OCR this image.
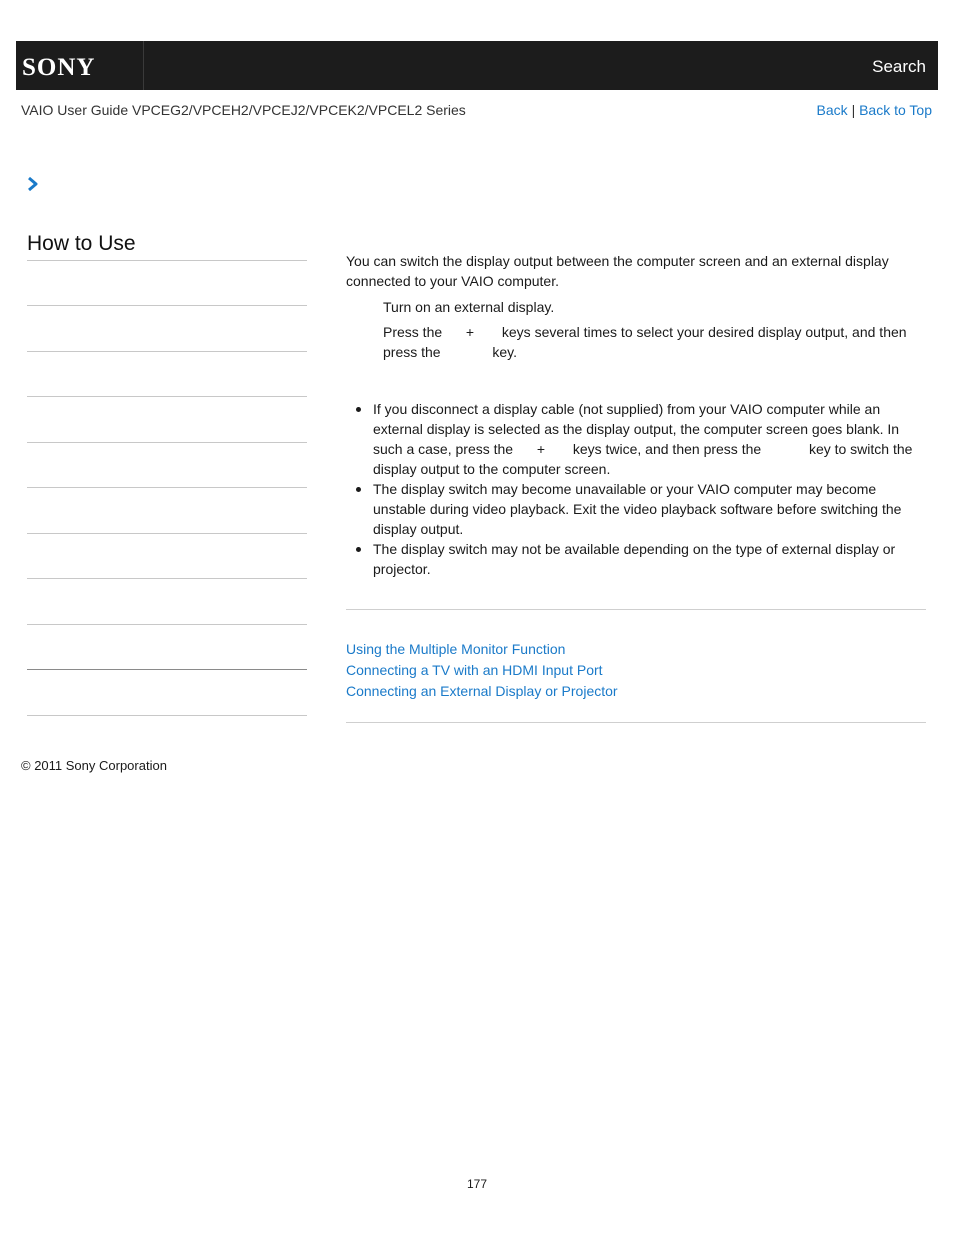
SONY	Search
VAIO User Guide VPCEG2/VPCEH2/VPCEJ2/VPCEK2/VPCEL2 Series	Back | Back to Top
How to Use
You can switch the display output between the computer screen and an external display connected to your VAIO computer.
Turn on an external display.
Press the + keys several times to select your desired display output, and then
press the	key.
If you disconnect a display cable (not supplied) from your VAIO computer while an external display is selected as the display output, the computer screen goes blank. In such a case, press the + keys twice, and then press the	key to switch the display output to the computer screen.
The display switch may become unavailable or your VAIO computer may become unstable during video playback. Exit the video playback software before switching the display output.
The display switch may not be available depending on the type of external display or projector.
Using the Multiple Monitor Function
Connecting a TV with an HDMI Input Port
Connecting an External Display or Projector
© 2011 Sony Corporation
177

### WRITTEN REQUEST
Transcribe the records word for word and include no pictures.

### COMPLETE ANSWER
OCR this image.
SONY	Search
VAIO User Guide VPCEG2/VPCEH2/VPCEJ2/VPCEK2/VPCEL2 Series	Back | Back to Top
How to Use
You can switch the display output between the computer screen and an external display connected to your VAIO computer.
Turn on an external display.
Press the + keys several times to select your desired display output, and then
press the	key.
If you disconnect a display cable (not supplied) from your VAIO computer while an external display is selected as the display output, the computer screen goes blank. In such a case, press the + keys twice, and then press the	key to switch the display output to the computer screen.
The display switch may become unavailable or your VAIO computer may become unstable during video playback. Exit the video playback software before switching the display output.
The display switch may not be available depending on the type of external display or projector.
Using the Multiple Monitor Function
Connecting a TV with an HDMI Input Port
Connecting an External Display or Projector
© 2011 Sony Corporation
177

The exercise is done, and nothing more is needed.